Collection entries

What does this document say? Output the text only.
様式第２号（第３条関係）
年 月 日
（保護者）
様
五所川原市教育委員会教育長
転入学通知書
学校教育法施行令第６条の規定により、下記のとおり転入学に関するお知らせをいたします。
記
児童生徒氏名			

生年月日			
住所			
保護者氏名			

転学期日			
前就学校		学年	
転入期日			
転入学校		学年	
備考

---

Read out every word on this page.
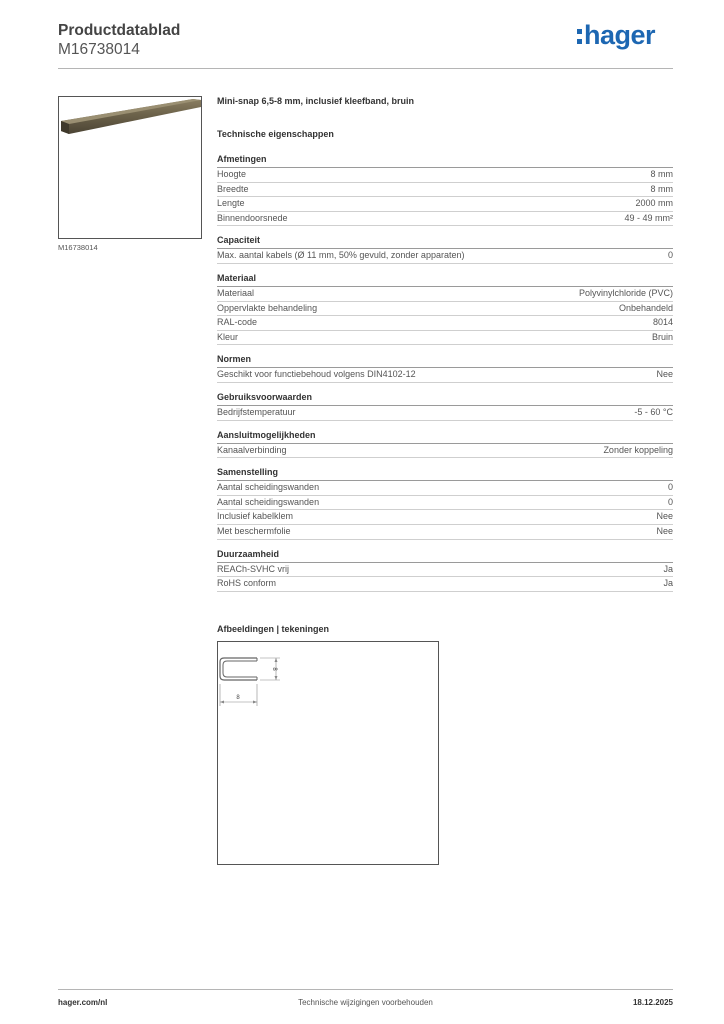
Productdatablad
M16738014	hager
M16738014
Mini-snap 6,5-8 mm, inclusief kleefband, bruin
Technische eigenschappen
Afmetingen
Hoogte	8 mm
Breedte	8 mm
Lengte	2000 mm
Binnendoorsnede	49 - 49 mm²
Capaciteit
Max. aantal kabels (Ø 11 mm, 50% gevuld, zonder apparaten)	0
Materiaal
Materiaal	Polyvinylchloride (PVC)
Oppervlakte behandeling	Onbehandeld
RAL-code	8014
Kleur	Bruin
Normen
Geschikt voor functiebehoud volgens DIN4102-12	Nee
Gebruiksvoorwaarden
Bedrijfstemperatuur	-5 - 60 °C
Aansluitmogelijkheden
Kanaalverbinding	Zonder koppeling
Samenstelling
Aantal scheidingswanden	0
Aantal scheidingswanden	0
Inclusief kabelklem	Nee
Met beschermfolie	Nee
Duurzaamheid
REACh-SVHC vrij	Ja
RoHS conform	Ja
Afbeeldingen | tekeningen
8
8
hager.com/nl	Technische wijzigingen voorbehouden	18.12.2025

▶ **What is required**
Identify every line above that includes the word "Technische", and show those lines.

▶ **Complete response**
Technische eigenschappen
hager.com/nl	Technische wijzigingen voorbehouden	18.12.2025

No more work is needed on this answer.